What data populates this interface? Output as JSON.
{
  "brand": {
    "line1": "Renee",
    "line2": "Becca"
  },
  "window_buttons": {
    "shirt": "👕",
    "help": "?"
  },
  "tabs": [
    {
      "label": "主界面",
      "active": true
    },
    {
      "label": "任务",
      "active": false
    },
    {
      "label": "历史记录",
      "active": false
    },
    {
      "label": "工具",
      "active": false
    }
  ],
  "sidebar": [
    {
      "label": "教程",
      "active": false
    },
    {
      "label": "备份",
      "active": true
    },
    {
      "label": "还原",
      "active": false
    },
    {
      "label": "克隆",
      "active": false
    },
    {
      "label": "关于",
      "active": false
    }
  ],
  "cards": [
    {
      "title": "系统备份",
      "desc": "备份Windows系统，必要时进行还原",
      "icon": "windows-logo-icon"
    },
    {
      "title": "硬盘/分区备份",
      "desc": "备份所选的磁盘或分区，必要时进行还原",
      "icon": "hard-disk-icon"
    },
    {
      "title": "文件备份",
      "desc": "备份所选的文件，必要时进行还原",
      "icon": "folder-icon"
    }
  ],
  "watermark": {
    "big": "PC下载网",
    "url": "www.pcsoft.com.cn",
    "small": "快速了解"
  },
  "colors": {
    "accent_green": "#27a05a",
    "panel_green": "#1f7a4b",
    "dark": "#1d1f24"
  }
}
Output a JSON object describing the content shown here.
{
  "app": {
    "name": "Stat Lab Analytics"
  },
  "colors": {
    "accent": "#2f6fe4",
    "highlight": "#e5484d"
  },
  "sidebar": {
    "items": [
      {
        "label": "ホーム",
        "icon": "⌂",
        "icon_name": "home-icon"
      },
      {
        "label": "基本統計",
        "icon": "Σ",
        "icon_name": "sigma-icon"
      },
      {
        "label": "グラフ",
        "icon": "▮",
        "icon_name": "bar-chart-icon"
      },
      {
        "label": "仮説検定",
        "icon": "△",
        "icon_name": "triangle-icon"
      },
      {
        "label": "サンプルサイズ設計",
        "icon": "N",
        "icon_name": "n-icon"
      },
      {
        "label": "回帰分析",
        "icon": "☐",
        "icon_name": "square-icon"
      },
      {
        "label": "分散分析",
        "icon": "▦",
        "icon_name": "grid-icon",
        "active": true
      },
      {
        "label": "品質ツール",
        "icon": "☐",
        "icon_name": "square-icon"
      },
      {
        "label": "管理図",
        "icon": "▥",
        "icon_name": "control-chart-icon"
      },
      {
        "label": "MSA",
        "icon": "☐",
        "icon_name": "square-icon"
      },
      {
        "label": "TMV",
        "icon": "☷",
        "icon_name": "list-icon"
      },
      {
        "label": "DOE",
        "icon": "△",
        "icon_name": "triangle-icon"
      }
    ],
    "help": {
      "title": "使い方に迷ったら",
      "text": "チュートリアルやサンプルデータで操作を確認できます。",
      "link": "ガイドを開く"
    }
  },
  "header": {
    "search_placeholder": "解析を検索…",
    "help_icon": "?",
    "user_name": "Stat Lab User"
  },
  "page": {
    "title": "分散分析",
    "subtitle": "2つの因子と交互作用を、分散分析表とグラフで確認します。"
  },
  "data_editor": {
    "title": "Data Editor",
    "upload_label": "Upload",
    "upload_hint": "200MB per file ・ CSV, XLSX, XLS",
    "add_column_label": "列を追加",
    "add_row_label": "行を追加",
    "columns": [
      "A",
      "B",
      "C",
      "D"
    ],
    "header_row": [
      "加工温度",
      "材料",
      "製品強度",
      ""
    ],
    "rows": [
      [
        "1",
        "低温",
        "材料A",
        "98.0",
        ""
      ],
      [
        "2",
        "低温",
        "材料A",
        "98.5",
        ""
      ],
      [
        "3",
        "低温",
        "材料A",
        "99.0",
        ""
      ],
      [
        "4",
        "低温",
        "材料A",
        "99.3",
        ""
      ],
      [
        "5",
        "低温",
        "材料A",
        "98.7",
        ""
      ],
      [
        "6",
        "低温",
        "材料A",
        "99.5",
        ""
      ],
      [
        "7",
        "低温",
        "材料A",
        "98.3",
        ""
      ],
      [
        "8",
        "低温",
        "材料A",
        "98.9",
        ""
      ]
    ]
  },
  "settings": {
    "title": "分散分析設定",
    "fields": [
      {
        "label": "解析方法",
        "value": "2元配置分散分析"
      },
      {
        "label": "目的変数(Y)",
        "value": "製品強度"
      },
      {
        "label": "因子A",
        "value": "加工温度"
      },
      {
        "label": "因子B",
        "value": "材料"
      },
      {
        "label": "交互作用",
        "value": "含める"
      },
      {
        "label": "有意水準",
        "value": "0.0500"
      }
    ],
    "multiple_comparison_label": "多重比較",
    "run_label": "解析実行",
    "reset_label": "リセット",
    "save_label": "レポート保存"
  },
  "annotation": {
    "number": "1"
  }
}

+--

## Problem requirements
Reproduce the entries above in full, verbatim.

## Answer to this problem
What data populates this interface? Output as JSON.
{
  "brand": {
    "line1": "Renee",
    "line2": "Becca"
  },
  "window_buttons": {
    "shirt": "👕",
    "help": "?"
  },
  "tabs": [
    {
      "label": "主界面",
      "active": true
    },
    {
      "label": "任务",
      "active": false
    },
    {
      "label": "历史记录",
      "active": false
    },
    {
      "label": "工具",
      "active": false
    }
  ],
  "sidebar": [
    {
      "label": "教程",
      "active": false
    },
    {
      "label": "备份",
      "active": true
    },
    {
      "label": "还原",
      "active": false
    },
    {
      "label": "克隆",
      "active": false
    },
    {
      "label": "关于",
      "active": false
    }
  ],
  "cards": [
    {
      "title": "系统备份",
      "desc": "备份Windows系统，必要时进行还原",
      "icon": "windows-logo-icon"
    },
    {
      "title": "硬盘/分区备份",
      "desc": "备份所选的磁盘或分区，必要时进行还原",
      "icon": "hard-disk-icon"
    },
    {
      "title": "文件备份",
      "desc": "备份所选的文件，必要时进行还原",
      "icon": "folder-icon"
    }
  ],
  "watermark": {
    "big": "PC下载网",
    "url": "www.pcsoft.com.cn",
    "small": "快速了解"
  },
  "colors": {
    "accent_green": "#27a05a",
    "panel_green": "#1f7a4b",
    "dark": "#1d1f24"
  }
}
Output a JSON object describing the content shown here.
{
  "app": {
    "name": "Stat Lab Analytics"
  },
  "colors": {
    "accent": "#2f6fe4",
    "highlight": "#e5484d"
  },
  "sidebar": {
    "items": [
      {
        "label": "ホーム",
        "icon": "⌂",
        "icon_name": "home-icon"
      },
      {
        "label": "基本統計",
        "icon": "Σ",
        "icon_name": "sigma-icon"
      },
      {
        "label": "グラフ",
        "icon": "▮",
        "icon_name": "bar-chart-icon"
      },
      {
        "label": "仮説検定",
        "icon": "△",
        "icon_name": "triangle-icon"
      },
      {
        "label": "サンプルサイズ設計",
        "icon": "N",
        "icon_name": "n-icon"
      },
      {
        "label": "回帰分析",
        "icon": "☐",
        "icon_name": "square-icon"
      },
      {
        "label": "分散分析",
        "icon": "▦",
        "icon_name": "grid-icon",
        "active": true
      },
      {
        "label": "品質ツール",
        "icon": "☐",
        "icon_name": "square-icon"
      },
      {
        "label": "管理図",
        "icon": "▥",
        "icon_name": "control-chart-icon"
      },
      {
        "label": "MSA",
        "icon": "☐",
        "icon_name": "square-icon"
      },
      {
        "label": "TMV",
        "icon": "☷",
        "icon_name": "list-icon"
      },
      {
        "label": "DOE",
        "icon": "△",
        "icon_name": "triangle-icon"
      }
    ],
    "help": {
      "title": "使い方に迷ったら",
      "text": "チュートリアルやサンプルデータで操作を確認できます。",
      "link": "ガイドを開く"
    }
  },
  "header": {
    "search_placeholder": "解析を検索…",
    "help_icon": "?",
    "user_name": "Stat Lab User"
  },
  "page": {
    "title": "分散分析",
    "subtitle": "2つの因子と交互作用を、分散分析表とグラフで確認します。"
  },
  "data_editor": {
    "title": "Data Editor",
    "upload_label": "Upload",
    "upload_hint": "200MB per file ・ CSV, XLSX, XLS",
    "add_column_label": "列を追加",
    "add_row_label": "行を追加",
    "columns": [
      "A",
      "B",
      "C",
      "D"
    ],
    "header_row": [
      "加工温度",
      "材料",
      "製品強度",
      ""
    ],
    "rows": [
      [
        "1",
        "低温",
        "材料A",
        "98.0",
        ""
      ],
      [
        "2",
        "低温",
        "材料A",
        "98.5",
        ""
      ],
      [
        "3",
        "低温",
        "材料A",
        "99.0",
        ""
      ],
      [
        "4",
        "低温",
        "材料A",
        "99.3",
        ""
      ],
      [
        "5",
        "低温",
        "材料A",
        "98.7",
        ""
      ],
      [
        "6",
        "低温",
        "材料A",
        "99.5",
        ""
      ],
      [
        "7",
        "低温",
        "材料A",
        "98.3",
        ""
      ],
      [
        "8",
        "低温",
        "材料A",
        "98.9",
        ""
      ]
    ]
  },
  "settings": {
    "title": "分散分析設定",
    "fields": [
      {
        "label": "解析方法",
        "value": "2元配置分散分析"
      },
      {
        "label": "目的変数(Y)",
        "value": "製品強度"
      },
      {
        "label": "因子A",
        "value": "加工温度"
      },
      {
        "label": "因子B",
        "value": "材料"
      },
      {
        "label": "交互作用",
        "value": "含める"
      },
      {
        "label": "有意水準",
        "value": "0.0500"
      }
    ],
    "multiple_comparison_label": "多重比較",
    "run_label": "解析実行",
    "reset_label": "リセット",
    "save_label": "レポート保存"
  },
  "annotation": {
    "number": "1"
  }
}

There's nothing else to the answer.